# YOUR OBJECTIVE
Only lines holding the word "color" should be copied from the material.

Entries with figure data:
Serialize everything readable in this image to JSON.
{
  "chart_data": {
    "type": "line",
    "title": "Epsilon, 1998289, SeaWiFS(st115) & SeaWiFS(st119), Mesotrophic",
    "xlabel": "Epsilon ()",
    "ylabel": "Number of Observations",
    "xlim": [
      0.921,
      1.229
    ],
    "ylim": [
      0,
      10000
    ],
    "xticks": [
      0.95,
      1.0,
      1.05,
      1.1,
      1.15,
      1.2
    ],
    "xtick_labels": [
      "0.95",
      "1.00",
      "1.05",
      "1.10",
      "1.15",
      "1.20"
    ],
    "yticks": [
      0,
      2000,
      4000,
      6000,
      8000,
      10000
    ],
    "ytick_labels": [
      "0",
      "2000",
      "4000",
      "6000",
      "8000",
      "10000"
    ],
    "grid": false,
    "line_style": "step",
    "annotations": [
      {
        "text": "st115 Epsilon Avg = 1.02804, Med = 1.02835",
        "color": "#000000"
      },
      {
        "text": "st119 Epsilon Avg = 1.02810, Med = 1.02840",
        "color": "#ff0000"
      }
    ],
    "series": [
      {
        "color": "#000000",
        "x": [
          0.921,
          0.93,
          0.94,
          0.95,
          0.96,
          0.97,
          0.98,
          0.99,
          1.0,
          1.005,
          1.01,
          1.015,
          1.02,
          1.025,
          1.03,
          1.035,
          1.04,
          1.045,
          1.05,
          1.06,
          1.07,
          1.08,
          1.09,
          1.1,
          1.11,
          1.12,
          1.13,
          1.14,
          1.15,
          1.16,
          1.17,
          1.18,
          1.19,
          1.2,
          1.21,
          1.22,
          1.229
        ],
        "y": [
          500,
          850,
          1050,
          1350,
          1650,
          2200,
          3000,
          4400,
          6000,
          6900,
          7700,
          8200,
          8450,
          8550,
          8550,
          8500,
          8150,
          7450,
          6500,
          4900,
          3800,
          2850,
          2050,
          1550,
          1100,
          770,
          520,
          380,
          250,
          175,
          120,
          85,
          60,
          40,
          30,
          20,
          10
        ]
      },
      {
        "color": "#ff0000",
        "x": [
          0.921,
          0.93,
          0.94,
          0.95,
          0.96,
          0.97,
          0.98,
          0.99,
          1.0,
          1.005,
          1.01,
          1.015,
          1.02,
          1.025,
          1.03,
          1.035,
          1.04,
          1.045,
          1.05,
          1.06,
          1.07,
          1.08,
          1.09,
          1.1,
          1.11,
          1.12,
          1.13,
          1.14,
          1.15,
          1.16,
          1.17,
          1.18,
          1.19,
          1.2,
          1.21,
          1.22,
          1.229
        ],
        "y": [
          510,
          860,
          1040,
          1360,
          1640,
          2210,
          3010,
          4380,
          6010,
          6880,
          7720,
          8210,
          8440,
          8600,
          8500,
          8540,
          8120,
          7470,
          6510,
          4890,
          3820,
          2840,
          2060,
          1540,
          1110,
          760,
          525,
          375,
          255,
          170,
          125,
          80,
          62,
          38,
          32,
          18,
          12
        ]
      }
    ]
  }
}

--

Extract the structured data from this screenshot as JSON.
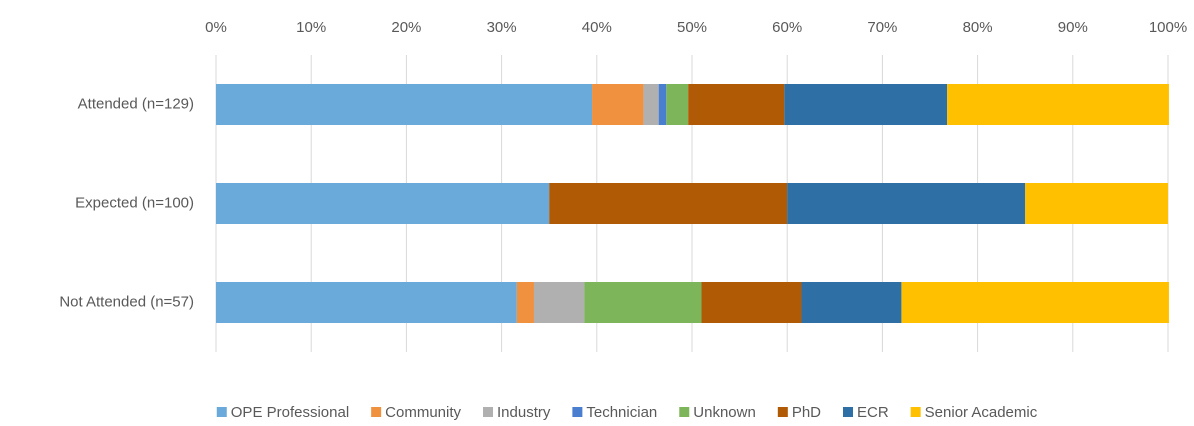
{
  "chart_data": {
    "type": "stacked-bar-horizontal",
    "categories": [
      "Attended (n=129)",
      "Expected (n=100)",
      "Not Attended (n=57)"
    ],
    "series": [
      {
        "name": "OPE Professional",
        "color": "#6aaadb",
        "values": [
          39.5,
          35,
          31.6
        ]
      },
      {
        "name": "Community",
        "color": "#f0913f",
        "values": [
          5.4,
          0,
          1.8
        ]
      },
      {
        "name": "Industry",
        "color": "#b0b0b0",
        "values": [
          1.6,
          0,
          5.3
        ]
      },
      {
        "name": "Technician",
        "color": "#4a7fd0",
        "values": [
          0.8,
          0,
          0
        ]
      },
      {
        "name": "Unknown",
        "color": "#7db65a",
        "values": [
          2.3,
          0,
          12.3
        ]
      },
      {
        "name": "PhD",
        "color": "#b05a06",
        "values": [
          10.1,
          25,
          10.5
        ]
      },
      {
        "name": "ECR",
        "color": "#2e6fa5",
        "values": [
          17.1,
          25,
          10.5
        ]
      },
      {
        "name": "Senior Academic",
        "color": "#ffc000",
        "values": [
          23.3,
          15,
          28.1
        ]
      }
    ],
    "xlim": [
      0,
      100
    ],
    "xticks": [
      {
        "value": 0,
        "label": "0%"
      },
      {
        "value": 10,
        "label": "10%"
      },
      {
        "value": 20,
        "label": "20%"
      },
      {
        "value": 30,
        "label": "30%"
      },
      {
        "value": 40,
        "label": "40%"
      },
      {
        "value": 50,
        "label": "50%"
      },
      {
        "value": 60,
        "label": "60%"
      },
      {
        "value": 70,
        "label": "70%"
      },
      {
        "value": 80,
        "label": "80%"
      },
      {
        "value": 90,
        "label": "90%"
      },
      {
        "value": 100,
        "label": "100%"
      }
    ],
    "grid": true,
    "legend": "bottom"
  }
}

# ANSWER TO THE PROBLEM
        "color": "#000000"
        "color": "#ff0000"
        "color": "#000000",
        "color": "#ff0000",
        "color": "#6aaadb",
        "color": "#f0913f",
        "color": "#b0b0b0",
        "color": "#4a7fd0",
        "color": "#7db65a",
        "color": "#b05a06",
        "color": "#2e6fa5",
        "color": "#ffc000",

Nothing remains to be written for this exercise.